— PROBLEM STATEMENT —
From the listing below, copy every line with the word "this".

(Data entries for graphics)
#####

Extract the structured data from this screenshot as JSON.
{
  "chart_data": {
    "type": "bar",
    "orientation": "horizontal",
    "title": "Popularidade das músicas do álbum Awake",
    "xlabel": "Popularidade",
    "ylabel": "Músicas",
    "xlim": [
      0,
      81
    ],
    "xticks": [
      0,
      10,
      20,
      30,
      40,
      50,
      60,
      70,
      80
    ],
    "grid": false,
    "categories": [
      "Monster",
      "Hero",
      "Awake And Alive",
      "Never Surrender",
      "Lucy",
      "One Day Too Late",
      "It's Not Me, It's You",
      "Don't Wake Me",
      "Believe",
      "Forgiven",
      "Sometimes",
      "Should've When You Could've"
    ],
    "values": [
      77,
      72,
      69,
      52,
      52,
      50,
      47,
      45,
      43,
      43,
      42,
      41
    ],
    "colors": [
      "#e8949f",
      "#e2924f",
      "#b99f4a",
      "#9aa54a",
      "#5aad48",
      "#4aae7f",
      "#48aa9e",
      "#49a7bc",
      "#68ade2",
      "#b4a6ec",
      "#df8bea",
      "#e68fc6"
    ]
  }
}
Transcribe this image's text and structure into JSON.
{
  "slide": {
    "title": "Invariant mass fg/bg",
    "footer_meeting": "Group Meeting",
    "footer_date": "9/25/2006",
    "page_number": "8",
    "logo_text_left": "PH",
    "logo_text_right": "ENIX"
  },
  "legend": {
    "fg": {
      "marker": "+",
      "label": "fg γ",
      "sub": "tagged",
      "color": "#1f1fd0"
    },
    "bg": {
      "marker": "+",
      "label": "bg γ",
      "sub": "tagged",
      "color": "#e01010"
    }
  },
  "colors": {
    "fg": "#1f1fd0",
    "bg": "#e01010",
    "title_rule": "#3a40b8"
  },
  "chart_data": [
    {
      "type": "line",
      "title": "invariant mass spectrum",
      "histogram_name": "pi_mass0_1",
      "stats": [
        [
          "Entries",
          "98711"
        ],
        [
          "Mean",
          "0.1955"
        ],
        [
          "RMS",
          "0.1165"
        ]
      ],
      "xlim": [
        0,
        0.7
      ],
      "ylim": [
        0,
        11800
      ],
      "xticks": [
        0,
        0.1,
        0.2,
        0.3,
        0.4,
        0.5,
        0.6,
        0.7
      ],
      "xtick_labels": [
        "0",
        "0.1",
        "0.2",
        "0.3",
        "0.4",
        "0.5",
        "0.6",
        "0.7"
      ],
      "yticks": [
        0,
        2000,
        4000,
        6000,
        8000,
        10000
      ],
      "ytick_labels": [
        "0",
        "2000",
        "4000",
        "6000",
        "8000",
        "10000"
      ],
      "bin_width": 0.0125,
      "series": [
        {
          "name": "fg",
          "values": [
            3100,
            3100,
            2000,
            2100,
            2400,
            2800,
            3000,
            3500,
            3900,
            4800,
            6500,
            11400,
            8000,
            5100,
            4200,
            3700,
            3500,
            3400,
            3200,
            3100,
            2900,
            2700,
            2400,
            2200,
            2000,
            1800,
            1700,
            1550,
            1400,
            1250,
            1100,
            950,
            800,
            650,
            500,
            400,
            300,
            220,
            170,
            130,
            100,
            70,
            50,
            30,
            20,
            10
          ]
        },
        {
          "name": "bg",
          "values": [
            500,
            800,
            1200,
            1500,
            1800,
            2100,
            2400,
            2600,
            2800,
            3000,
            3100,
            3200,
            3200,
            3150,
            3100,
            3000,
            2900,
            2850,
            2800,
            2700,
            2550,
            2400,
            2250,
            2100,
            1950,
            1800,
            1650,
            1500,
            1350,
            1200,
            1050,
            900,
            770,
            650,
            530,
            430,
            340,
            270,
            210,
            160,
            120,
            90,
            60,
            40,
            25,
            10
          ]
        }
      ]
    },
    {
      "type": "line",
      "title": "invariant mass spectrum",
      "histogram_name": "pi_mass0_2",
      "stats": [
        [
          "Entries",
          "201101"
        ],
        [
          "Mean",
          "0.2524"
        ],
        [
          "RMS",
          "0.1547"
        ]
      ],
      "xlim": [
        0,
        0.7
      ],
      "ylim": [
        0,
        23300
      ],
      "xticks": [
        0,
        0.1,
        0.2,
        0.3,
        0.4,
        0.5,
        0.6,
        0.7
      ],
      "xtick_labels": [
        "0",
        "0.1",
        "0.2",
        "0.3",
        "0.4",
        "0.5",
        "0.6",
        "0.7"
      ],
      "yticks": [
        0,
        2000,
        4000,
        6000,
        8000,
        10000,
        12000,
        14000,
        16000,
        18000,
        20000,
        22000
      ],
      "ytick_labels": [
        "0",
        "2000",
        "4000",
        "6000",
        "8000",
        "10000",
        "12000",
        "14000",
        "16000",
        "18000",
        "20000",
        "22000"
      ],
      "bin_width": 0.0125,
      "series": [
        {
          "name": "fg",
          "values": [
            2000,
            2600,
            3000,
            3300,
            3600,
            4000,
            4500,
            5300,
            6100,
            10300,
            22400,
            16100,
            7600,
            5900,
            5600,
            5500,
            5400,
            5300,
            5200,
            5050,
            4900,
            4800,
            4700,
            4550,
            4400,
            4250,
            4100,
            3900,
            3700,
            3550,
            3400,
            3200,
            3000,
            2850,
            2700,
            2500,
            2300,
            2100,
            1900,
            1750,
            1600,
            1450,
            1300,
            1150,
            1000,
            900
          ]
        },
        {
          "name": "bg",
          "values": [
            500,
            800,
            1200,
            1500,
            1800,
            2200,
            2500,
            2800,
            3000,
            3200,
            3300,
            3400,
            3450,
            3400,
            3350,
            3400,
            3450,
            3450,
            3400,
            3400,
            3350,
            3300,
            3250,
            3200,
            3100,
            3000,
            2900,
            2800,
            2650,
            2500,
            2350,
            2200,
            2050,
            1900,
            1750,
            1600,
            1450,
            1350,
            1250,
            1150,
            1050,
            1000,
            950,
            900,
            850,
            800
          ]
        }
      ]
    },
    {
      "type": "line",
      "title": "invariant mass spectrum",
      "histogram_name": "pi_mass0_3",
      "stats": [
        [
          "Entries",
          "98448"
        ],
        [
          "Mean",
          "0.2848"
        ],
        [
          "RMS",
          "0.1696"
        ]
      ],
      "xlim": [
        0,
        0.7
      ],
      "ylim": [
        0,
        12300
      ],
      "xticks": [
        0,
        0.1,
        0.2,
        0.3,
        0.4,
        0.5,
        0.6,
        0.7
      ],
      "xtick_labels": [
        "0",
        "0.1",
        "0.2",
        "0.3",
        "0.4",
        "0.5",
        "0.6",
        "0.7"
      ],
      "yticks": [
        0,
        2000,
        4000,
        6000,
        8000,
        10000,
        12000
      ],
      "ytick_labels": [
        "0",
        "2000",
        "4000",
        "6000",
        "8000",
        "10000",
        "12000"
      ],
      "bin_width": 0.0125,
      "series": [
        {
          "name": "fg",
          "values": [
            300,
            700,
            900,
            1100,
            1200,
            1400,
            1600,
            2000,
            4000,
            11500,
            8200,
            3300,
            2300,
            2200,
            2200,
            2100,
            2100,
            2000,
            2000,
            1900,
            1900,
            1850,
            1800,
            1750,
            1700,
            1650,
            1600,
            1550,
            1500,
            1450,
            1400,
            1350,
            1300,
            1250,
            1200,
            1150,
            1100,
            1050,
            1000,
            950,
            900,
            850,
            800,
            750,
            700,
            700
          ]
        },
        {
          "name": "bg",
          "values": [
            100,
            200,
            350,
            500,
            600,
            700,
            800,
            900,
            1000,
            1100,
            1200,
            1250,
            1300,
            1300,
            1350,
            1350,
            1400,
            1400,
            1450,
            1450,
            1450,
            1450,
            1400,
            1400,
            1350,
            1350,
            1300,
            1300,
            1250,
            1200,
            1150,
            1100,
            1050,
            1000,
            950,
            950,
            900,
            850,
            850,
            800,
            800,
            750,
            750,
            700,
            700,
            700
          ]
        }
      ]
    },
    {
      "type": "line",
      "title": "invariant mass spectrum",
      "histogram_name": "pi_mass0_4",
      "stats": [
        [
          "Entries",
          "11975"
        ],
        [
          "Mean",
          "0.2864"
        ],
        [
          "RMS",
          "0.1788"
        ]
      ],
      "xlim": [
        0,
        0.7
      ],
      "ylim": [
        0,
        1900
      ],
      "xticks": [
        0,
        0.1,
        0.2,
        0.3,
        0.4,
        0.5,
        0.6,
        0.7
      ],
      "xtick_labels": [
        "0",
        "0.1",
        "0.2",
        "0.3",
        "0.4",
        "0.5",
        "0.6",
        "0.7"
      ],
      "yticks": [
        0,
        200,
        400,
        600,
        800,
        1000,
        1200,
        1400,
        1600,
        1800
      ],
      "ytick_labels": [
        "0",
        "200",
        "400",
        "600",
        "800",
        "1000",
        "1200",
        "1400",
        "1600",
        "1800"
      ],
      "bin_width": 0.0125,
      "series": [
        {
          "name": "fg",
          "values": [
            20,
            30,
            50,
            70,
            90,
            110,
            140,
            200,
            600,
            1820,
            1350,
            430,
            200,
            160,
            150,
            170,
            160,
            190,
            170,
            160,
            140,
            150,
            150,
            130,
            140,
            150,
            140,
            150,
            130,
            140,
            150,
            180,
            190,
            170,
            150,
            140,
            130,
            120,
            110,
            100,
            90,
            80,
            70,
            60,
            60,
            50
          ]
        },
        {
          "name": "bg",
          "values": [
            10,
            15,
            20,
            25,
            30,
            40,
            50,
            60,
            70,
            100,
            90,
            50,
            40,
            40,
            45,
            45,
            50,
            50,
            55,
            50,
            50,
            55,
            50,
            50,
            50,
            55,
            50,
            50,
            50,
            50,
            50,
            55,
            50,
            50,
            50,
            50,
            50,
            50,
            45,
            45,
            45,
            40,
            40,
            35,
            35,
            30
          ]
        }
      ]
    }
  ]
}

#####

— PROBLEM SOLUTION —
Extract the structured data from this screenshot as JSON.
Transcribe this image's text and structure into JSON.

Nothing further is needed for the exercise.